Stated task: Count the lines containing "tagline" in the entries underneath, and state that count without anything else.

Data lines:
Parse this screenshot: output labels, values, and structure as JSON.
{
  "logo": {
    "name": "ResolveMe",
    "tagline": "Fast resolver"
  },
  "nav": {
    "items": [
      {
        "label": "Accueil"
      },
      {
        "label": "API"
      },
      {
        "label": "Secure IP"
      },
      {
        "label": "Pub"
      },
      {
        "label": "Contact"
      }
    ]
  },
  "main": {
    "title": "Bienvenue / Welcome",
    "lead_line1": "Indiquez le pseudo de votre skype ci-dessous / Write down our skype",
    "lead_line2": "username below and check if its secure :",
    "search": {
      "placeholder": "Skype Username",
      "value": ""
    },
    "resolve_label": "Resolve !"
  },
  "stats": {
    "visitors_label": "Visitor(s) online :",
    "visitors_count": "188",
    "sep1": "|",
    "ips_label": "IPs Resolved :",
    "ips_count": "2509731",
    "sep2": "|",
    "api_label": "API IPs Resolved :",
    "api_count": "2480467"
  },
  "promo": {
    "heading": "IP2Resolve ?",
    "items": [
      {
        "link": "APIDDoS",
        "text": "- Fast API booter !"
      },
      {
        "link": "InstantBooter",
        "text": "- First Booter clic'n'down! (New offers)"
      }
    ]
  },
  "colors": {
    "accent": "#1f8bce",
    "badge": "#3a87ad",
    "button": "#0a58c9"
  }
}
--
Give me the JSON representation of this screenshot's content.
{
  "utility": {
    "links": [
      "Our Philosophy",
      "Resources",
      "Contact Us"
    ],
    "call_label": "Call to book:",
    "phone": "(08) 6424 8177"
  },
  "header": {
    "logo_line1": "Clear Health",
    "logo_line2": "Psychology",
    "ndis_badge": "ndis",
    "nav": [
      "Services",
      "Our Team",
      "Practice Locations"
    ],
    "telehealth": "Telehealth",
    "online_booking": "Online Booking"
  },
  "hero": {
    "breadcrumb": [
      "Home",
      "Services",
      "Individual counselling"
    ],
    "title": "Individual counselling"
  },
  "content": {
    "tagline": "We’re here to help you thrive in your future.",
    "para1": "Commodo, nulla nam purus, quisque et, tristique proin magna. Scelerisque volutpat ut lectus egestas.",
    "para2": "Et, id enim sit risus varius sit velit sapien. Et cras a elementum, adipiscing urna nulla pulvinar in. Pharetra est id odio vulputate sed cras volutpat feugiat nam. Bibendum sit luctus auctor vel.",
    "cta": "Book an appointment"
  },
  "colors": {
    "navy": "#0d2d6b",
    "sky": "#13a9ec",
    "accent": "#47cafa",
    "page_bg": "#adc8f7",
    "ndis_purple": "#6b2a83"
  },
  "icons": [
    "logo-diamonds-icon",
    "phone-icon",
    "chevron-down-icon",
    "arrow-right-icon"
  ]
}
---
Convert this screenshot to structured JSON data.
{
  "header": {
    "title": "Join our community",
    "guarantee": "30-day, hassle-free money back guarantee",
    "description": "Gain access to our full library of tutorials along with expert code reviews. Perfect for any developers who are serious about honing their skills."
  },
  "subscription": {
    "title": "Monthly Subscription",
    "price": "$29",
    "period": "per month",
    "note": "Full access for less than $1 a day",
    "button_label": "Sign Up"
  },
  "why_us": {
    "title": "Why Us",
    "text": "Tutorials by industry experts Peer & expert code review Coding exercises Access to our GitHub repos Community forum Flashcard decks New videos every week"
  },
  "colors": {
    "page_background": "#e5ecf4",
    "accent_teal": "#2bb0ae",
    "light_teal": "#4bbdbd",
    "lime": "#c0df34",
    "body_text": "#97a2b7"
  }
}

Solution for this task: 2